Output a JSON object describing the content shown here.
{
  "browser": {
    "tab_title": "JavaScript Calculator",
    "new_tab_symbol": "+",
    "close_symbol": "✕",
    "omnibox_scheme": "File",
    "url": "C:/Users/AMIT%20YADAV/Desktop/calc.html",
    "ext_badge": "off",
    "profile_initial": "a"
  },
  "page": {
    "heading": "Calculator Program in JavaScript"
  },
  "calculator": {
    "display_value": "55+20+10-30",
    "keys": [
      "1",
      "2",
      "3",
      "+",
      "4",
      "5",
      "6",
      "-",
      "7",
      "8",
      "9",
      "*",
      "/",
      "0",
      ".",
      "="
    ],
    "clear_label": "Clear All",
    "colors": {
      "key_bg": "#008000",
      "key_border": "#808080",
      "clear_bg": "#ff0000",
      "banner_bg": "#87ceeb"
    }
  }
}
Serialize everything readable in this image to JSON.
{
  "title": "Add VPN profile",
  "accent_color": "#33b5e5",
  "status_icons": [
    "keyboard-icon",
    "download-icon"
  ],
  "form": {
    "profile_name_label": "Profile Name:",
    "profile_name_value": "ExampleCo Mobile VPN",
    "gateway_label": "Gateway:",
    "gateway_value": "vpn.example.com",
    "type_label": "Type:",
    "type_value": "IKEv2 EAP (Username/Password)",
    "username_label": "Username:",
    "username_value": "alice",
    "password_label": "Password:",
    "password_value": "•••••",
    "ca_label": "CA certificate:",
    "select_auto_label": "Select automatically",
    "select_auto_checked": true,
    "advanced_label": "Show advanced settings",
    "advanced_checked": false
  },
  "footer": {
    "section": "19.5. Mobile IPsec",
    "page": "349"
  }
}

= = = =

### [What you are asked to do]
Give all of the entries again, word for word.

### [Finished answer]
Output a JSON object describing the content shown here.
{
  "browser": {
    "tab_title": "JavaScript Calculator",
    "new_tab_symbol": "+",
    "close_symbol": "✕",
    "omnibox_scheme": "File",
    "url": "C:/Users/AMIT%20YADAV/Desktop/calc.html",
    "ext_badge": "off",
    "profile_initial": "a"
  },
  "page": {
    "heading": "Calculator Program in JavaScript"
  },
  "calculator": {
    "display_value": "55+20+10-30",
    "keys": [
      "1",
      "2",
      "3",
      "+",
      "4",
      "5",
      "6",
      "-",
      "7",
      "8",
      "9",
      "*",
      "/",
      "0",
      ".",
      "="
    ],
    "clear_label": "Clear All",
    "colors": {
      "key_bg": "#008000",
      "key_border": "#808080",
      "clear_bg": "#ff0000",
      "banner_bg": "#87ceeb"
    }
  }
}
Serialize everything readable in this image to JSON.
{
  "title": "Add VPN profile",
  "accent_color": "#33b5e5",
  "status_icons": [
    "keyboard-icon",
    "download-icon"
  ],
  "form": {
    "profile_name_label": "Profile Name:",
    "profile_name_value": "ExampleCo Mobile VPN",
    "gateway_label": "Gateway:",
    "gateway_value": "vpn.example.com",
    "type_label": "Type:",
    "type_value": "IKEv2 EAP (Username/Password)",
    "username_label": "Username:",
    "username_value": "alice",
    "password_label": "Password:",
    "password_value": "•••••",
    "ca_label": "CA certificate:",
    "select_auto_label": "Select automatically",
    "select_auto_checked": true,
    "advanced_label": "Show advanced settings",
    "advanced_checked": false
  },
  "footer": {
    "section": "19.5. Mobile IPsec",
    "page": "349"
  }
}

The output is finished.